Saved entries
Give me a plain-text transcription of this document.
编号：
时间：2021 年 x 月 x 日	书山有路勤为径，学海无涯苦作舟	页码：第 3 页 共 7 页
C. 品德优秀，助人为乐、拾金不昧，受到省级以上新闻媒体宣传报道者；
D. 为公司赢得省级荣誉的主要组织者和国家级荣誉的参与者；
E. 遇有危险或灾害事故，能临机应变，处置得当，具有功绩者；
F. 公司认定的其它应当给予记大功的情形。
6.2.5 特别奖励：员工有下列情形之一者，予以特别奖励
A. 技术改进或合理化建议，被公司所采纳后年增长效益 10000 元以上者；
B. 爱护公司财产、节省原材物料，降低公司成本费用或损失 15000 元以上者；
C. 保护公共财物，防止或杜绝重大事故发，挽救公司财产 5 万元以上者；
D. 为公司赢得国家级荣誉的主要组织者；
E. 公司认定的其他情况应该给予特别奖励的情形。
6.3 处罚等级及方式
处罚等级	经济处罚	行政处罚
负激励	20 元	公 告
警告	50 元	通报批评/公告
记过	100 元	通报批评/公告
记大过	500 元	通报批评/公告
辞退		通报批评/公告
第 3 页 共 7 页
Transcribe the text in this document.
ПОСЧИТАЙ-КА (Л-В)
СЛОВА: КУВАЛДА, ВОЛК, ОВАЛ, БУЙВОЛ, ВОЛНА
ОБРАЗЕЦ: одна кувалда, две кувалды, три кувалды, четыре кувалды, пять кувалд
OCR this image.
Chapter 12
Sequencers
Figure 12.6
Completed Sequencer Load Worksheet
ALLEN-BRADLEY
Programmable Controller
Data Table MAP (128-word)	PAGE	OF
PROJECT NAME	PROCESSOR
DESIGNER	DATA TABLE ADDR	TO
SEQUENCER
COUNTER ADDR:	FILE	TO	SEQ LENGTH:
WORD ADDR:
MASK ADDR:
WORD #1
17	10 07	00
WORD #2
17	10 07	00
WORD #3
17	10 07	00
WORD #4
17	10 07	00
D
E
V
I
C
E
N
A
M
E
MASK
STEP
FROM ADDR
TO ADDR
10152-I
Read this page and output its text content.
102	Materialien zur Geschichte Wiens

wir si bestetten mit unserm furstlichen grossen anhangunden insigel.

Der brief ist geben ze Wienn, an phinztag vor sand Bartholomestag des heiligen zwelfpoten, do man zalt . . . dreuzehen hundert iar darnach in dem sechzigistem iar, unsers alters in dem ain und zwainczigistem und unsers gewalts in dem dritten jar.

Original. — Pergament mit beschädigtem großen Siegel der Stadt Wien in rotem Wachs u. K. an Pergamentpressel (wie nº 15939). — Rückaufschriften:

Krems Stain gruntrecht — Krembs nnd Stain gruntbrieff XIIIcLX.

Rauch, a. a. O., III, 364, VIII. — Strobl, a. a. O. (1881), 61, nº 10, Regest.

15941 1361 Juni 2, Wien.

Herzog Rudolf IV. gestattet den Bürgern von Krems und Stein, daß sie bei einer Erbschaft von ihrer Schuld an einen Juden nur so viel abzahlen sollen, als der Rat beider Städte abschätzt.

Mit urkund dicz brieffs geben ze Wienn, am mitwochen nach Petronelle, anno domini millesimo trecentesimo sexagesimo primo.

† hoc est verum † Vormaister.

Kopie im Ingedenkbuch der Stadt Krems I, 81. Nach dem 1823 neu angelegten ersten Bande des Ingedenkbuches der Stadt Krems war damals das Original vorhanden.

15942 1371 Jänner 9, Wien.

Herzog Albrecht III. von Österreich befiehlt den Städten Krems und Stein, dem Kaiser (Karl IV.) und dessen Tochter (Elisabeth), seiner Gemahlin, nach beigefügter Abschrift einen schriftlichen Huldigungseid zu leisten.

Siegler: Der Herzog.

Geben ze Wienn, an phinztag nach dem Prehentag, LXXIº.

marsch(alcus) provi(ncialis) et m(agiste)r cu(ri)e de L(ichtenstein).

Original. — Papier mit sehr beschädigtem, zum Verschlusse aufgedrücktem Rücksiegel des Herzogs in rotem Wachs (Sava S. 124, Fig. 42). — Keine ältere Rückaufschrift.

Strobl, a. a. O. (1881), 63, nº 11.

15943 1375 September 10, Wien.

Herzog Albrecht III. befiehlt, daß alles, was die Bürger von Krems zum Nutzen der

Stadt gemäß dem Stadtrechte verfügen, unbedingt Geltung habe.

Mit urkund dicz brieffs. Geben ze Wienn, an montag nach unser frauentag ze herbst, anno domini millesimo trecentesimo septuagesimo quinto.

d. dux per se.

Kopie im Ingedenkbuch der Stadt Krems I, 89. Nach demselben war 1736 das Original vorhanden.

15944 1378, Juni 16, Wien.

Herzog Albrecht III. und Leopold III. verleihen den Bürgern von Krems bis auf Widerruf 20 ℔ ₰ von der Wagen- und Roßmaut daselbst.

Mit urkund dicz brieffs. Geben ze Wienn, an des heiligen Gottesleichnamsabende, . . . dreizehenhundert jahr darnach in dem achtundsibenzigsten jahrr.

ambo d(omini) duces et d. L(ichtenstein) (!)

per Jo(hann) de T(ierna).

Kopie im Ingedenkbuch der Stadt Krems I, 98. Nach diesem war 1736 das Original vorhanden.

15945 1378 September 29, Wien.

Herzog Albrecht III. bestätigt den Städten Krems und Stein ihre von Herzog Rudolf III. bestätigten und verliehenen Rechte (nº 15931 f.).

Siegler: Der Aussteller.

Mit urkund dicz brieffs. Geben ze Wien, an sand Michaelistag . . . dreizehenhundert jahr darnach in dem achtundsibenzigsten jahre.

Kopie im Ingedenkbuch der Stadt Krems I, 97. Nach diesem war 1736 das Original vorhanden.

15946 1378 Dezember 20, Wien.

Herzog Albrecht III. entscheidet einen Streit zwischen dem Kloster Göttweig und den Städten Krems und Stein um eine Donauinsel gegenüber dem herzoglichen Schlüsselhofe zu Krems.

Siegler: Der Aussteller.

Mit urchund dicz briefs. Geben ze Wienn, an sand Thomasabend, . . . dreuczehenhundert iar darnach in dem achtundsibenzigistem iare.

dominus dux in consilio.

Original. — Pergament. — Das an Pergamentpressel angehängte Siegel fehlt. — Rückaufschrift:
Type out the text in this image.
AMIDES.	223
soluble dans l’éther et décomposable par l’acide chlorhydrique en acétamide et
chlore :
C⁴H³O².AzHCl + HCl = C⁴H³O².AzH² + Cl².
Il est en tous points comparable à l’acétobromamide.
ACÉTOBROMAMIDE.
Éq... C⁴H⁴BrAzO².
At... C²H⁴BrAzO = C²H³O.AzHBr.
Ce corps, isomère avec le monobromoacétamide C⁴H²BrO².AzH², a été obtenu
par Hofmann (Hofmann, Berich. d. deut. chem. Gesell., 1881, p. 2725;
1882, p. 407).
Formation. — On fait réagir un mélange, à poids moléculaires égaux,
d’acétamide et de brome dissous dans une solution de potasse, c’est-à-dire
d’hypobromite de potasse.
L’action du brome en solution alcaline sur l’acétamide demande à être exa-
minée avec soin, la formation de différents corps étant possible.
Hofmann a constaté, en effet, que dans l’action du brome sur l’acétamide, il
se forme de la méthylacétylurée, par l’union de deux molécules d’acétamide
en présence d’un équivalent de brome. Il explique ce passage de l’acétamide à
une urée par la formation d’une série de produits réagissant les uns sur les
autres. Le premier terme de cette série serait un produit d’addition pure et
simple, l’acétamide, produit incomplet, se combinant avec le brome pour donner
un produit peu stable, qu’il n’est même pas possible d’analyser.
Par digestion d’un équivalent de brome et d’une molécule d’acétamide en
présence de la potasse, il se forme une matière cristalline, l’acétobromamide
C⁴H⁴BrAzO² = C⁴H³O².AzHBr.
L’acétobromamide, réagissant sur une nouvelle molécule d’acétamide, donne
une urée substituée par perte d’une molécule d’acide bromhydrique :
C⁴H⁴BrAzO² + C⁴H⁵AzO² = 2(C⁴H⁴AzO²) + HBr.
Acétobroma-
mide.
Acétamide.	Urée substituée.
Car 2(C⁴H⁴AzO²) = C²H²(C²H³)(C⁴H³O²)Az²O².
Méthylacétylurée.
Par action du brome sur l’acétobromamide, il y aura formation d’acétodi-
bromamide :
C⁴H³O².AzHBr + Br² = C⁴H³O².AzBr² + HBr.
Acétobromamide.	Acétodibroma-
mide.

▶ [Goal] Each line above that holds the string "Stadt" should be copied and shown.

▶ [Answer for this exercise]
Original. — Pergament mit beschädigtem großen Siegel der Stadt Wien in rotem Wachs u. K. an Pergamentpressel (wie nº 15939). — Rückaufschriften:
Kopie im Ingedenkbuch der Stadt Krems I, 81. Nach dem 1823 neu angelegten ersten Bande des Ingedenkbuches der Stadt Krems war damals das Original vorhanden.
Stadt gemäß dem Stadtrechte verfügen, unbedingt Geltung habe.
Kopie im Ingedenkbuch der Stadt Krems I, 89. Nach demselben war 1736 das Original vorhanden.
Kopie im Ingedenkbuch der Stadt Krems I, 98. Nach diesem war 1736 das Original vorhanden.
Kopie im Ingedenkbuch der Stadt Krems I, 97. Nach diesem war 1736 das Original vorhanden.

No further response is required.